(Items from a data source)
===============

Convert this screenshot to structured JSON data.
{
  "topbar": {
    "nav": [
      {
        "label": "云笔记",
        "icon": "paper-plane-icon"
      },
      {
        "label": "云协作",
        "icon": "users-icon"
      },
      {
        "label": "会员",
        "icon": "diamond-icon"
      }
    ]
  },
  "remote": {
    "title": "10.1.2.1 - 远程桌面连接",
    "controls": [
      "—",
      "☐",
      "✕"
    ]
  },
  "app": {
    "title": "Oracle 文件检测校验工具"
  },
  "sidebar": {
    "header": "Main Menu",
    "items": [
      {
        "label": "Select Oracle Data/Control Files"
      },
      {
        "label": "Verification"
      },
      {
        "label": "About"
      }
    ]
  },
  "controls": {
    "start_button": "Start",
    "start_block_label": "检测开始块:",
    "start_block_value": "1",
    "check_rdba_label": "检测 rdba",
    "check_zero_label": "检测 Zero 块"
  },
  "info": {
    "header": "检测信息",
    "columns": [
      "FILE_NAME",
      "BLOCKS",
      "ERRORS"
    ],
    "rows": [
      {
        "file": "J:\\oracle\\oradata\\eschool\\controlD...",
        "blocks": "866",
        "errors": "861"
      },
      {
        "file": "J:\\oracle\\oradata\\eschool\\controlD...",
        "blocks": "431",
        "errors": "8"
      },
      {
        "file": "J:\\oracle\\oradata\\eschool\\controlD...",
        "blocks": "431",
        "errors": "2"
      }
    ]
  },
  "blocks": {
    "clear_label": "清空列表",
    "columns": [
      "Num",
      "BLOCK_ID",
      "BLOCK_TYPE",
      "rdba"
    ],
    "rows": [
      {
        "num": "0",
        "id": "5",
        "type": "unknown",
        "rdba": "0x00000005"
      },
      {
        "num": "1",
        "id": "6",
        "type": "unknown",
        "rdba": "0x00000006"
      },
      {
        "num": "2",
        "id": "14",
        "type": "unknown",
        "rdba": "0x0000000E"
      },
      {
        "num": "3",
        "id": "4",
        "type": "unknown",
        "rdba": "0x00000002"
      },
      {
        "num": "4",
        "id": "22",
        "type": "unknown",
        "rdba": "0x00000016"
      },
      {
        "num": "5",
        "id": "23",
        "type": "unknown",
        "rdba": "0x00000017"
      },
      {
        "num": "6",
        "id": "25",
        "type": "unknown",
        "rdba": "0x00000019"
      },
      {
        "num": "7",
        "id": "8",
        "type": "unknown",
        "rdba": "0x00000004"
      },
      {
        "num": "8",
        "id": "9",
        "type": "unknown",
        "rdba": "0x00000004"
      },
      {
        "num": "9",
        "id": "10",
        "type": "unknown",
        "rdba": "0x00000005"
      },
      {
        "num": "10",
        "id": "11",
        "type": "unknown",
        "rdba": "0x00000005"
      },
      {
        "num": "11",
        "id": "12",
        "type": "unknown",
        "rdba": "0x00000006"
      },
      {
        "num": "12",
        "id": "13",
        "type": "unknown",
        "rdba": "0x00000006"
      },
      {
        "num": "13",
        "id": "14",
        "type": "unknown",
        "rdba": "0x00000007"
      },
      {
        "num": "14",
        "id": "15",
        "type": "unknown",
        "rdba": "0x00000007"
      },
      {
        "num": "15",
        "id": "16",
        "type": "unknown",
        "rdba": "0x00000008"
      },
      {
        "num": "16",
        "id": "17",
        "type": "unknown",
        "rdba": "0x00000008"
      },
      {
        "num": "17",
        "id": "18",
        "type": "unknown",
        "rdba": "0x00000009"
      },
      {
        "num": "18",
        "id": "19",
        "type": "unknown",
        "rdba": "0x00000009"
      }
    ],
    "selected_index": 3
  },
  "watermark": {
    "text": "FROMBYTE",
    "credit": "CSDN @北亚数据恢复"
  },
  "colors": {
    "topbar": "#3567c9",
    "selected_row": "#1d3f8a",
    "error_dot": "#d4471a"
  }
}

===============

_GIVEN TASK_
The whole listing above needs to be written out again exactly.

_ANSWER TO THIS PROBLEM_
Convert this screenshot to structured JSON data.
{
  "topbar": {
    "nav": [
      {
        "label": "云笔记",
        "icon": "paper-plane-icon"
      },
      {
        "label": "云协作",
        "icon": "users-icon"
      },
      {
        "label": "会员",
        "icon": "diamond-icon"
      }
    ]
  },
  "remote": {
    "title": "10.1.2.1 - 远程桌面连接",
    "controls": [
      "—",
      "☐",
      "✕"
    ]
  },
  "app": {
    "title": "Oracle 文件检测校验工具"
  },
  "sidebar": {
    "header": "Main Menu",
    "items": [
      {
        "label": "Select Oracle Data/Control Files"
      },
      {
        "label": "Verification"
      },
      {
        "label": "About"
      }
    ]
  },
  "controls": {
    "start_button": "Start",
    "start_block_label": "检测开始块:",
    "start_block_value": "1",
    "check_rdba_label": "检测 rdba",
    "check_zero_label": "检测 Zero 块"
  },
  "info": {
    "header": "检测信息",
    "columns": [
      "FILE_NAME",
      "BLOCKS",
      "ERRORS"
    ],
    "rows": [
      {
        "file": "J:\\oracle\\oradata\\eschool\\controlD...",
        "blocks": "866",
        "errors": "861"
      },
      {
        "file": "J:\\oracle\\oradata\\eschool\\controlD...",
        "blocks": "431",
        "errors": "8"
      },
      {
        "file": "J:\\oracle\\oradata\\eschool\\controlD...",
        "blocks": "431",
        "errors": "2"
      }
    ]
  },
  "blocks": {
    "clear_label": "清空列表",
    "columns": [
      "Num",
      "BLOCK_ID",
      "BLOCK_TYPE",
      "rdba"
    ],
    "rows": [
      {
        "num": "0",
        "id": "5",
        "type": "unknown",
        "rdba": "0x00000005"
      },
      {
        "num": "1",
        "id": "6",
        "type": "unknown",
        "rdba": "0x00000006"
      },
      {
        "num": "2",
        "id": "14",
        "type": "unknown",
        "rdba": "0x0000000E"
      },
      {
        "num": "3",
        "id": "4",
        "type": "unknown",
        "rdba": "0x00000002"
      },
      {
        "num": "4",
        "id": "22",
        "type": "unknown",
        "rdba": "0x00000016"
      },
      {
        "num": "5",
        "id": "23",
        "type": "unknown",
        "rdba": "0x00000017"
      },
      {
        "num": "6",
        "id": "25",
        "type": "unknown",
        "rdba": "0x00000019"
      },
      {
        "num": "7",
        "id": "8",
        "type": "unknown",
        "rdba": "0x00000004"
      },
      {
        "num": "8",
        "id": "9",
        "type": "unknown",
        "rdba": "0x00000004"
      },
      {
        "num": "9",
        "id": "10",
        "type": "unknown",
        "rdba": "0x00000005"
      },
      {
        "num": "10",
        "id": "11",
        "type": "unknown",
        "rdba": "0x00000005"
      },
      {
        "num": "11",
        "id": "12",
        "type": "unknown",
        "rdba": "0x00000006"
      },
      {
        "num": "12",
        "id": "13",
        "type": "unknown",
        "rdba": "0x00000006"
      },
      {
        "num": "13",
        "id": "14",
        "type": "unknown",
        "rdba": "0x00000007"
      },
      {
        "num": "14",
        "id": "15",
        "type": "unknown",
        "rdba": "0x00000007"
      },
      {
        "num": "15",
        "id": "16",
        "type": "unknown",
        "rdba": "0x00000008"
      },
      {
        "num": "16",
        "id": "17",
        "type": "unknown",
        "rdba": "0x00000008"
      },
      {
        "num": "17",
        "id": "18",
        "type": "unknown",
        "rdba": "0x00000009"
      },
      {
        "num": "18",
        "id": "19",
        "type": "unknown",
        "rdba": "0x00000009"
      }
    ],
    "selected_index": 3
  },
  "watermark": {
    "text": "FROMBYTE",
    "credit": "CSDN @北亚数据恢复"
  },
  "colors": {
    "topbar": "#3567c9",
    "selected_row": "#1d3f8a",
    "error_dot": "#d4471a"
  }
}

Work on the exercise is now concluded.